GIVEN RECORDS:
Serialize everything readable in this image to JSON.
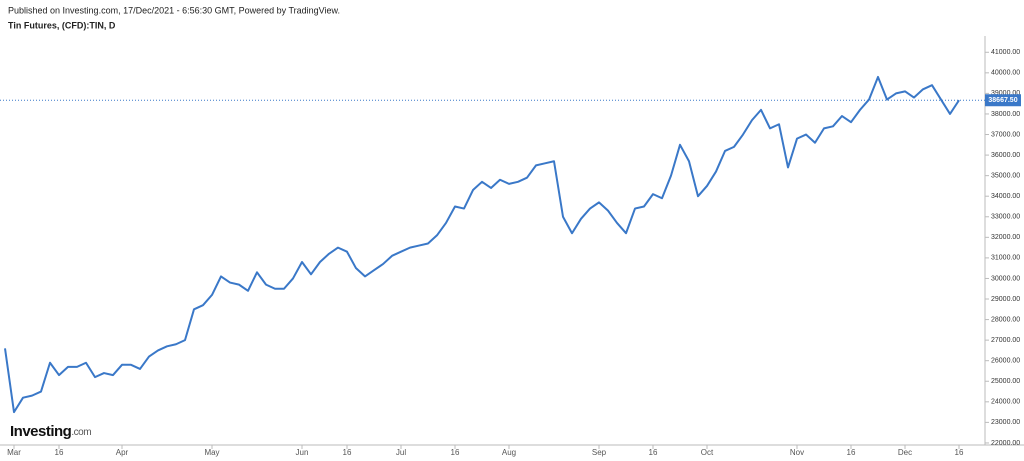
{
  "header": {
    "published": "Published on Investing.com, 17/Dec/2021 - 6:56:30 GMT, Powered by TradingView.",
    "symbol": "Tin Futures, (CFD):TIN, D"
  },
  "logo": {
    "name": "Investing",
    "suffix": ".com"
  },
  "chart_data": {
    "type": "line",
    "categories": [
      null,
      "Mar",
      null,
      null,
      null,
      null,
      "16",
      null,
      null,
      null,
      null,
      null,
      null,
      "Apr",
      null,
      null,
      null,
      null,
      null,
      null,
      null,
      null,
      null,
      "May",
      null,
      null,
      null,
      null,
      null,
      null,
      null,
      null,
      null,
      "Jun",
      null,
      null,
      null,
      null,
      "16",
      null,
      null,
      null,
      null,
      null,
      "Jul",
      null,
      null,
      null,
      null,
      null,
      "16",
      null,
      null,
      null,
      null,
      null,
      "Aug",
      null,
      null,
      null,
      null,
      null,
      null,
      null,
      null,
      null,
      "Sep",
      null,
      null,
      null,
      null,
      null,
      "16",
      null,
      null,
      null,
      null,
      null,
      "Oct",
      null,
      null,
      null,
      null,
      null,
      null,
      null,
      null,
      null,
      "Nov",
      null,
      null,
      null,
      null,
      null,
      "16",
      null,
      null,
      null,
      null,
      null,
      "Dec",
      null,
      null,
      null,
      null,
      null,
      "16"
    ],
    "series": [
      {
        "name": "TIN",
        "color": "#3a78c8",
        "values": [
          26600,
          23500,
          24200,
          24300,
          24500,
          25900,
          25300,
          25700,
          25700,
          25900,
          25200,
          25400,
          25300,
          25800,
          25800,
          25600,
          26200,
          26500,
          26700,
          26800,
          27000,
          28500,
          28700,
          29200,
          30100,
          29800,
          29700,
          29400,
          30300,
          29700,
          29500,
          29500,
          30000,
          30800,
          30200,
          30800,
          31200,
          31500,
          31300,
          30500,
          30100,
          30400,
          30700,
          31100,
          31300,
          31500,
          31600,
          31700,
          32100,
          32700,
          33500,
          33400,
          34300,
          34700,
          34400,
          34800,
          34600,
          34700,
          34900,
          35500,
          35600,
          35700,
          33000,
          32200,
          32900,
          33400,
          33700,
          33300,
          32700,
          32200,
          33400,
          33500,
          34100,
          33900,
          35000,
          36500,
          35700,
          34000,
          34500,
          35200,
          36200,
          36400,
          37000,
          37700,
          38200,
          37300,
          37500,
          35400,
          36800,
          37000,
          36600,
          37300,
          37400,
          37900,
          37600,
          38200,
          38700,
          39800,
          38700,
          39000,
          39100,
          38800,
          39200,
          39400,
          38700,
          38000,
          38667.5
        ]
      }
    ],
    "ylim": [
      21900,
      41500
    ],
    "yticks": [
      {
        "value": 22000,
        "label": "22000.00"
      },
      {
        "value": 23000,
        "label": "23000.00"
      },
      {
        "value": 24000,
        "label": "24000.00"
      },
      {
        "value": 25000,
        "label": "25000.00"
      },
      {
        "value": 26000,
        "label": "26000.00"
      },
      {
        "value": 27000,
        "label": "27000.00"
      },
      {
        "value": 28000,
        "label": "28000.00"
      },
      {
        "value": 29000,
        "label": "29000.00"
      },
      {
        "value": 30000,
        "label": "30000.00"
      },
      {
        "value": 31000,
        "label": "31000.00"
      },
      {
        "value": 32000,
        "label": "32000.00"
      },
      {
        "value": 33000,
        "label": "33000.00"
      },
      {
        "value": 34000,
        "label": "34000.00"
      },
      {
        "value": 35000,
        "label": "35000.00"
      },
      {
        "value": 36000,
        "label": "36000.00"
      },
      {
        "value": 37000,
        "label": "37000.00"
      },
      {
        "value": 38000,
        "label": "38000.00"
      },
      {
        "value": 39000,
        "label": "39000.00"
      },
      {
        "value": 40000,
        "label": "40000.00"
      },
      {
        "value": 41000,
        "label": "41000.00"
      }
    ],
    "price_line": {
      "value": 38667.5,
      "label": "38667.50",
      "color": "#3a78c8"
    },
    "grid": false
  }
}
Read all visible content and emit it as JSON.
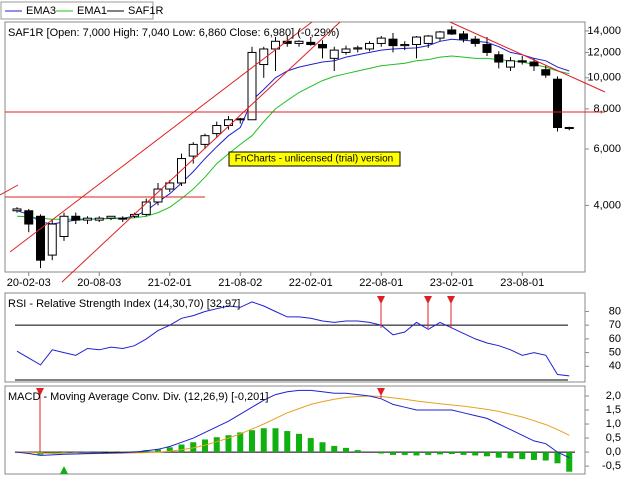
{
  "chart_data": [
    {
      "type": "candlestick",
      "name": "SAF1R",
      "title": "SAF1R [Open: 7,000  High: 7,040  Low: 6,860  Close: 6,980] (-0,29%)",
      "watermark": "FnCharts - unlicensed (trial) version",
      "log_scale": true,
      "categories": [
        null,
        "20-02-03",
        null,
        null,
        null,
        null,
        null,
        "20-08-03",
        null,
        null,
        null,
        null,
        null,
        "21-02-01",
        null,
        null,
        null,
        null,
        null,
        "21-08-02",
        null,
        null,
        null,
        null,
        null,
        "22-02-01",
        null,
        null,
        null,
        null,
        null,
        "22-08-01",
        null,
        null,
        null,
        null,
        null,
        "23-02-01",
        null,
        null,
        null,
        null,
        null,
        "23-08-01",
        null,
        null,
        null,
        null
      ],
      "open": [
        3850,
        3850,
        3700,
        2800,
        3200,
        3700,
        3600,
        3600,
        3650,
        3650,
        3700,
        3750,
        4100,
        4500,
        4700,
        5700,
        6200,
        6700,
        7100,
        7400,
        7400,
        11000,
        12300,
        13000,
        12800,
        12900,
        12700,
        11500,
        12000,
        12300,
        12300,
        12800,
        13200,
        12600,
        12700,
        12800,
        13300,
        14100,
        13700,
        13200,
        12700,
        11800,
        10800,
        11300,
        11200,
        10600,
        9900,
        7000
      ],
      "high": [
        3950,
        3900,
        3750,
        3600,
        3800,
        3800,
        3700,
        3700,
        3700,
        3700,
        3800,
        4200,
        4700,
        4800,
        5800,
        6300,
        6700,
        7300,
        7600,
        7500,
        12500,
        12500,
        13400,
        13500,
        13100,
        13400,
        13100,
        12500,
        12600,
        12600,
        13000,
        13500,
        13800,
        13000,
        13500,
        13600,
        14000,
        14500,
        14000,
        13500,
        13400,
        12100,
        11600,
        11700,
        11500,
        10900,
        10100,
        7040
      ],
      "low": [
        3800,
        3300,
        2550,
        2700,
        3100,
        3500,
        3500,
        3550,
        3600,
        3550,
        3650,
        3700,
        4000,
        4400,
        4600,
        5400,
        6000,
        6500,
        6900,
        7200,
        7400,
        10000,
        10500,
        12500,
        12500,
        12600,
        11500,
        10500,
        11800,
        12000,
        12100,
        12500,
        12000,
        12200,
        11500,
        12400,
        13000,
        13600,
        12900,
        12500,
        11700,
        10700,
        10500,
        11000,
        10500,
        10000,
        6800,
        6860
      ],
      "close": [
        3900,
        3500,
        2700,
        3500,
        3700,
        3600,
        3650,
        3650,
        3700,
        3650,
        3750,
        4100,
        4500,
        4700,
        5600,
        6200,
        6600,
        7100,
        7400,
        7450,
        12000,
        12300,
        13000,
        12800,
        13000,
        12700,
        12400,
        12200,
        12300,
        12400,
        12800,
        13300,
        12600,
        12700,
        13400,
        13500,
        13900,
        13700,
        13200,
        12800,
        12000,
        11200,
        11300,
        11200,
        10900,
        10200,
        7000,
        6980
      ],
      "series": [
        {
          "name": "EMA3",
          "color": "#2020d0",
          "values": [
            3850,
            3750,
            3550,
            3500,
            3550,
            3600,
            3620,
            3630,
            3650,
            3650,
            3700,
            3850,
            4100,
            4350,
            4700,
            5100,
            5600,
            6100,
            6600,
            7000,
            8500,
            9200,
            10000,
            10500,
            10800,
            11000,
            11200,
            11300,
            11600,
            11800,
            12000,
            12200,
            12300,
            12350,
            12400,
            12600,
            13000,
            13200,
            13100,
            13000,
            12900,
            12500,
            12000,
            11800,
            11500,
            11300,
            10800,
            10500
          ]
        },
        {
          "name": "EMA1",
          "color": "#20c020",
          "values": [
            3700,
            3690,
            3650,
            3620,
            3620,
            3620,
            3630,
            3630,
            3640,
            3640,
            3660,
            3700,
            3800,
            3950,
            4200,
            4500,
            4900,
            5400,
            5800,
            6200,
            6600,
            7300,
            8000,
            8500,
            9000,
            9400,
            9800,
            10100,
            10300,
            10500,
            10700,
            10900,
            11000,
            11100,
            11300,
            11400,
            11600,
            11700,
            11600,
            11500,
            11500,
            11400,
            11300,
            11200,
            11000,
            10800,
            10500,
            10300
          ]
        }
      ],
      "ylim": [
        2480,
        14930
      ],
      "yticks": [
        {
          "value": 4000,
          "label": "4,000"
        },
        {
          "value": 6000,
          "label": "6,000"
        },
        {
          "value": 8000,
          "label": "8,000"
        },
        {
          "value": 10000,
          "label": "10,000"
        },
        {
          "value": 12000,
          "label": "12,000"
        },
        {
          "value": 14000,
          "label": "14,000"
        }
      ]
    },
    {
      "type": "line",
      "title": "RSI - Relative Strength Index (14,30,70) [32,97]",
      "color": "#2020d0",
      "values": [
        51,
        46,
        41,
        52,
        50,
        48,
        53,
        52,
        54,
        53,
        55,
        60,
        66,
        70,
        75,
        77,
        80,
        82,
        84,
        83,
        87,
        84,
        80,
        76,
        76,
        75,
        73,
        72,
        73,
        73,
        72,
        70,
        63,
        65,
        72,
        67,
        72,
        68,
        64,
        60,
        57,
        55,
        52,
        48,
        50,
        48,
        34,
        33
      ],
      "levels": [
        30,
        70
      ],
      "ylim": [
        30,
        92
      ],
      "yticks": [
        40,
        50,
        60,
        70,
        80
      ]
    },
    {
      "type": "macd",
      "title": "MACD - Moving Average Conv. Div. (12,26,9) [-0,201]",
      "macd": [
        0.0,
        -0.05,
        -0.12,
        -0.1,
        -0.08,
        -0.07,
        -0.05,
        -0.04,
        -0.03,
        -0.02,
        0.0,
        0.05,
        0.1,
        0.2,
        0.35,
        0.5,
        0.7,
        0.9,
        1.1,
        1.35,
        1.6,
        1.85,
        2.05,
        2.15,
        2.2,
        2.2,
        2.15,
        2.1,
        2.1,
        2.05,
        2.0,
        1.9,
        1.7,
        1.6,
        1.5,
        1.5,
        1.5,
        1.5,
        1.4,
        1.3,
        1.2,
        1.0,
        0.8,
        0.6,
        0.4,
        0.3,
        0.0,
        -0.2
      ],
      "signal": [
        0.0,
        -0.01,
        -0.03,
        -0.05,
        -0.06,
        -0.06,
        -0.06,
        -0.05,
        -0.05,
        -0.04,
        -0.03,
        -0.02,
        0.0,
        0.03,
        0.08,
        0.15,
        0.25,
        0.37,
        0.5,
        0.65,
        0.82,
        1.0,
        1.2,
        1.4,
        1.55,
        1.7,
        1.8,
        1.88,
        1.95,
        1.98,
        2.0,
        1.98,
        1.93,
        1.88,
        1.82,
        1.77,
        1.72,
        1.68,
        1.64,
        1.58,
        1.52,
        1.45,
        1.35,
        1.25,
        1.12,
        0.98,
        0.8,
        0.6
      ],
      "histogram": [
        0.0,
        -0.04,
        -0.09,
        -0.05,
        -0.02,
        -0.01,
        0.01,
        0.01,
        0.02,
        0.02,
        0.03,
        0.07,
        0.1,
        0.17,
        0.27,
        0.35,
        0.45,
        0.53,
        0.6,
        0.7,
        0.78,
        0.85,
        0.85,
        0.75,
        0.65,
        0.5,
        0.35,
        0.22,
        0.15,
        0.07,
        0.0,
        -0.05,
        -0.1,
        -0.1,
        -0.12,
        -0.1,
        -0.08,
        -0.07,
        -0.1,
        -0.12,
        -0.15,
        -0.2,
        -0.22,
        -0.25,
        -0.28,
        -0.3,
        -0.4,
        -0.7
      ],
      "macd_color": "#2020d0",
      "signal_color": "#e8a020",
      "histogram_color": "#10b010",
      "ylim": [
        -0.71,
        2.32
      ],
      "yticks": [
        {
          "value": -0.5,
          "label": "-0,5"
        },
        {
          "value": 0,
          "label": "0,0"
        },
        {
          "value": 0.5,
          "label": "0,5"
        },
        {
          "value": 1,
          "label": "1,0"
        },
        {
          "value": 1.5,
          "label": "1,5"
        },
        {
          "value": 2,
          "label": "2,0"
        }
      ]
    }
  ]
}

WHAT THE TASK REQUIRES:
Scan the entries above for the word "type" and collect each line holding it.

SOLUTION BELOW:
    "type": "line",
      "type": "candlestick",
      "type": "line",
      "type": "macd",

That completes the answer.